• _LISTED ENTRIES_:

::::::

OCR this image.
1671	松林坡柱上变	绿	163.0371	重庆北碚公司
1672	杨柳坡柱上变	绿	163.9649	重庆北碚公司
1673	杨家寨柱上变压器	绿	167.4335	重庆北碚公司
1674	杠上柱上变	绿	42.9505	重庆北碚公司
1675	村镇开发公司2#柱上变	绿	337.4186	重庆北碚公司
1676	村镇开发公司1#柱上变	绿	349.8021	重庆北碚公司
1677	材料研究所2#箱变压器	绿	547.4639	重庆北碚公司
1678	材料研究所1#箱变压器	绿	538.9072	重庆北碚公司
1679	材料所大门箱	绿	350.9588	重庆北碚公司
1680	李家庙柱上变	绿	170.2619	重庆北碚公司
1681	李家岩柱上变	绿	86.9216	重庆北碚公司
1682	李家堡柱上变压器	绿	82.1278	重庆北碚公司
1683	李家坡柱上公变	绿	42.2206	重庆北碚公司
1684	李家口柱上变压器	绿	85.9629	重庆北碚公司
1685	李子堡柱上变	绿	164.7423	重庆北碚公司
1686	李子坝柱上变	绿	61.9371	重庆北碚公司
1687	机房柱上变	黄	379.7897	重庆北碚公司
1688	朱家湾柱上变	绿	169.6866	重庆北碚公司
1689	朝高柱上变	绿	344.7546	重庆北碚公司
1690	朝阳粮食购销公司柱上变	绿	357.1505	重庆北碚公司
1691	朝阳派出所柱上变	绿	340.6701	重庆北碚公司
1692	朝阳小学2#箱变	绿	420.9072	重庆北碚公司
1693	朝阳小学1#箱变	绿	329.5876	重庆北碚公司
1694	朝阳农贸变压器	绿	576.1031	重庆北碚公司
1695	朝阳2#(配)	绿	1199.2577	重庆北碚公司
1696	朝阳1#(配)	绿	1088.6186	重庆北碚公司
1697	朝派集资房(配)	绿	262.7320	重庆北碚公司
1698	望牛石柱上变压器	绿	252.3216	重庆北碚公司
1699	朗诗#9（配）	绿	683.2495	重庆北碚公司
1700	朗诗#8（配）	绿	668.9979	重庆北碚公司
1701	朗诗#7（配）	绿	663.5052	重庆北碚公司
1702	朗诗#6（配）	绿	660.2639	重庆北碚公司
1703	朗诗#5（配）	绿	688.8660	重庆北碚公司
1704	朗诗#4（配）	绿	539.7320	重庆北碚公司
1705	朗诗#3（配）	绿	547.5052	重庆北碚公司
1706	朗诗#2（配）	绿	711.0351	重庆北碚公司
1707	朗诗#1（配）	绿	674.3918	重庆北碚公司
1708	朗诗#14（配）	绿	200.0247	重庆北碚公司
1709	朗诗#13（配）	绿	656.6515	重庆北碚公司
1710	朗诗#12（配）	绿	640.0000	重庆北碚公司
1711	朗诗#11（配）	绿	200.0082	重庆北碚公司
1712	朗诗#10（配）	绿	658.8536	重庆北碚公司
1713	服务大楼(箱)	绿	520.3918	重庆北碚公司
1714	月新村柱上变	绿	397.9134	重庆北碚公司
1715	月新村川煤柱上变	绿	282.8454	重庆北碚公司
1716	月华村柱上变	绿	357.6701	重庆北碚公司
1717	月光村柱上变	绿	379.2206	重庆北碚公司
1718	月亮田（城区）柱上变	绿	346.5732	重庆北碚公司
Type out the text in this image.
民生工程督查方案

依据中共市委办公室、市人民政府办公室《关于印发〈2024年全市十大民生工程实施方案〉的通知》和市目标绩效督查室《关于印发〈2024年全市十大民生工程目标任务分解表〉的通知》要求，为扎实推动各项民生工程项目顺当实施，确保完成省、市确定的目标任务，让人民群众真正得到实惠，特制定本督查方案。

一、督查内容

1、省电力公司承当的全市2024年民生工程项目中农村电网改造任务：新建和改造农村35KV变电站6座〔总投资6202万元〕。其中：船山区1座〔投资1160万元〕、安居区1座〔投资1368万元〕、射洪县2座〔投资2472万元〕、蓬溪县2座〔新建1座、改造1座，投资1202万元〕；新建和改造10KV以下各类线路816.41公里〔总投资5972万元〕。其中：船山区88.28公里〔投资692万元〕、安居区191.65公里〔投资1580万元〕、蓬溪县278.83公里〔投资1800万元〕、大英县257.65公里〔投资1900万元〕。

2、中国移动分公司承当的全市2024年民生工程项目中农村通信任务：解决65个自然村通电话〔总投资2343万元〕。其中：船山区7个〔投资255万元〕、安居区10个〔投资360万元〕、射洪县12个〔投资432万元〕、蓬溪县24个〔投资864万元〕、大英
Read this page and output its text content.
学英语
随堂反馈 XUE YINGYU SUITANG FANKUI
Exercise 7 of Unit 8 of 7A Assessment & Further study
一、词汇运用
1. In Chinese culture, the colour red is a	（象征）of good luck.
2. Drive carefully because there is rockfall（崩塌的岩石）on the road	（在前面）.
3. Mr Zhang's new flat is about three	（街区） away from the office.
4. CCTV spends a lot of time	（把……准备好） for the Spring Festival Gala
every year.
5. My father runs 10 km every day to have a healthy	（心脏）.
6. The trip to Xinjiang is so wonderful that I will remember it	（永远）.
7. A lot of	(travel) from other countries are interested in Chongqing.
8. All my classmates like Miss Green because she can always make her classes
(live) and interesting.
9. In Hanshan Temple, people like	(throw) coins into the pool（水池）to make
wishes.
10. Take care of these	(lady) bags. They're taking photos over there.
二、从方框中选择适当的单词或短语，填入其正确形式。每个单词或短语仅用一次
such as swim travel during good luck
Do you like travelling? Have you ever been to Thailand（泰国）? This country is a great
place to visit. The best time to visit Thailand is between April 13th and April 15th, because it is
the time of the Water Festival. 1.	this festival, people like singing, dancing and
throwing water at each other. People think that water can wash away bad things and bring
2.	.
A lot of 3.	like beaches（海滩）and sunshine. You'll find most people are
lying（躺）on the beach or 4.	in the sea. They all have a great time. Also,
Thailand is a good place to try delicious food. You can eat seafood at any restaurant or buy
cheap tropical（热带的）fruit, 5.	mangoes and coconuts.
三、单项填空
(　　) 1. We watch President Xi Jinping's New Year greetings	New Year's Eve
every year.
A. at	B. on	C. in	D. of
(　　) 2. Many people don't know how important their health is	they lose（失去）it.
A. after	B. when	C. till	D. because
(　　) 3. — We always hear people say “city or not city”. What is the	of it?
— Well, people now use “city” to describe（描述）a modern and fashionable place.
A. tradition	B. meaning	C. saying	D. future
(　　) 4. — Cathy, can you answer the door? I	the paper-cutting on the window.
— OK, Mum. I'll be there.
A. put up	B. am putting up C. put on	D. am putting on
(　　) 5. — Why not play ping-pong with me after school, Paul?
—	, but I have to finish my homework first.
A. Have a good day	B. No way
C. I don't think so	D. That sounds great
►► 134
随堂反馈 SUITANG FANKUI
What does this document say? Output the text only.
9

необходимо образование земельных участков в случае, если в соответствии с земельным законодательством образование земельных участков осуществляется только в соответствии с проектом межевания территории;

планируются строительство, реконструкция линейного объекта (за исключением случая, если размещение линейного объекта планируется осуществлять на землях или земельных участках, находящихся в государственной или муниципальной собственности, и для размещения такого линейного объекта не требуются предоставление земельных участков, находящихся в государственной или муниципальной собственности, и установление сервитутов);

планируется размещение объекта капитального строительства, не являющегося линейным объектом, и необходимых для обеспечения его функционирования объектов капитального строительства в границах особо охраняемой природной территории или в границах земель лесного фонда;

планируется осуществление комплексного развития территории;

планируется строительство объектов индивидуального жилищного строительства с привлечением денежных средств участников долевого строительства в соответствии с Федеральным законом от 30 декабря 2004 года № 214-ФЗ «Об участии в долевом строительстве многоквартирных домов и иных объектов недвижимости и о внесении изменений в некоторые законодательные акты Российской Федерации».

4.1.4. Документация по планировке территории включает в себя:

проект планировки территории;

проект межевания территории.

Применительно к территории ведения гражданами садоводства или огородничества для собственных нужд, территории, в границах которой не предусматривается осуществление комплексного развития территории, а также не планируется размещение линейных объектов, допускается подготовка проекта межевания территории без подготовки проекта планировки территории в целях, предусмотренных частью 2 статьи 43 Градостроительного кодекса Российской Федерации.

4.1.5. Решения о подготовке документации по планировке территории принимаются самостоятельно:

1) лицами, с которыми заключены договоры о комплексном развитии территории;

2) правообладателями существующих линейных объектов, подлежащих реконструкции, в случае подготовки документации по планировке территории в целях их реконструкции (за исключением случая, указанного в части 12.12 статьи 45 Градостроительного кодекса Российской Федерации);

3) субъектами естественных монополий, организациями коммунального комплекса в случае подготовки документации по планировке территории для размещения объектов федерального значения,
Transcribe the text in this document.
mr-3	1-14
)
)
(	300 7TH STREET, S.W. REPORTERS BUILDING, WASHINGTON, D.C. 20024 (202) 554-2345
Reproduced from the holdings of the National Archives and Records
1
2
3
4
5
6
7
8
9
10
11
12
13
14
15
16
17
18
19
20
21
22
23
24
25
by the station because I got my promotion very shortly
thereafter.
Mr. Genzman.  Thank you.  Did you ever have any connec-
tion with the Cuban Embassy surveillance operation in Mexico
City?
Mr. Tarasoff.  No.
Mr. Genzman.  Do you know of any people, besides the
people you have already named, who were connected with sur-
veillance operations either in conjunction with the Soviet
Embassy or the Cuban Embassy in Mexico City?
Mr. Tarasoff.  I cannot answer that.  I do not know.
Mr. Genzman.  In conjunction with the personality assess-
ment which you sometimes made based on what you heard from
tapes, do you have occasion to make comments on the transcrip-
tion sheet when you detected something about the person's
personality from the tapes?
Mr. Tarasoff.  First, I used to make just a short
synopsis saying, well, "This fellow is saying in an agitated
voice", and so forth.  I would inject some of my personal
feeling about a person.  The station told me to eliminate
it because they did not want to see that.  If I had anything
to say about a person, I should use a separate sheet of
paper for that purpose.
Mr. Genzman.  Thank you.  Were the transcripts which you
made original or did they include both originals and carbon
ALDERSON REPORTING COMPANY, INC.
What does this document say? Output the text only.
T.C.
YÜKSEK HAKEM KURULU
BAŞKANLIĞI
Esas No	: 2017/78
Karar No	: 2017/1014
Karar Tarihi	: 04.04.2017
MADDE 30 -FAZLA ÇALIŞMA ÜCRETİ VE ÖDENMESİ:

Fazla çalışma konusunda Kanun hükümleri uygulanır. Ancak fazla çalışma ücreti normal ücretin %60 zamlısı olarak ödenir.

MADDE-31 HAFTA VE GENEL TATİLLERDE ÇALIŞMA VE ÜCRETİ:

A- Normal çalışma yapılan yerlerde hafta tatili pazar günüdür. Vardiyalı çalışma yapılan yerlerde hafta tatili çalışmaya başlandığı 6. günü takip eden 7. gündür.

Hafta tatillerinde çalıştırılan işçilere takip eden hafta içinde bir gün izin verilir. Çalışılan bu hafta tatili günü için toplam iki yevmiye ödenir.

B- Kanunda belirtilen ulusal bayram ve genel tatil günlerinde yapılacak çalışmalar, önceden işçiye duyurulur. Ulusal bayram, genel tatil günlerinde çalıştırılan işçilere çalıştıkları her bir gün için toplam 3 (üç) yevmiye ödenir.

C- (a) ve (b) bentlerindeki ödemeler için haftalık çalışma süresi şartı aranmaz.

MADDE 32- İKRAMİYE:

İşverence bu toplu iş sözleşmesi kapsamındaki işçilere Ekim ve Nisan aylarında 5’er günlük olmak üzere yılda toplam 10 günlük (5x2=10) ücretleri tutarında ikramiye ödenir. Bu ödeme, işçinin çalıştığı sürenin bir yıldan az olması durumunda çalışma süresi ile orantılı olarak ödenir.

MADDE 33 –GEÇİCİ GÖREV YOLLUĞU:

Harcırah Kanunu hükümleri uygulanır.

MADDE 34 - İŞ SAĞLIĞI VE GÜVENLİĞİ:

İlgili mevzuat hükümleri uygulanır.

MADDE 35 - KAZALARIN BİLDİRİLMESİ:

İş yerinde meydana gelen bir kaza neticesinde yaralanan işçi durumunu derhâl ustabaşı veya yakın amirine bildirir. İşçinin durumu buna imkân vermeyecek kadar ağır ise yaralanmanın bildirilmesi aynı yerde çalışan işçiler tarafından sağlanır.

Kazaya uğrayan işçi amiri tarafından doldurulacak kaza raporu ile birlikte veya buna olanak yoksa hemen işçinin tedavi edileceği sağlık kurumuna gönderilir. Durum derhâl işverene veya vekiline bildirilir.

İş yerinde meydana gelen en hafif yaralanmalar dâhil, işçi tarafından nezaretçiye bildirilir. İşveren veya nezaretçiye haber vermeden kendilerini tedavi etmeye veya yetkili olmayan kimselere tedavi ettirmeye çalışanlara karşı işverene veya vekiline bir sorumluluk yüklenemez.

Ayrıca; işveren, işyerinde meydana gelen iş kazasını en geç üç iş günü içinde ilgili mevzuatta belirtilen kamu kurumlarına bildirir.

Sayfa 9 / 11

::::::

• _TASK_:
Identify the lines in the entries that hold "place" and return each one.

• _ANSWER FOR THIS EXERCISE_:
place to visit. The best time to visit Thailand is between April 13th and April 15th, because it is
Thailand is a good place to try delicious food. You can eat seafood at any restaurant or buy
— Well, people now use “city” to describe（描述）a modern and fashionable place.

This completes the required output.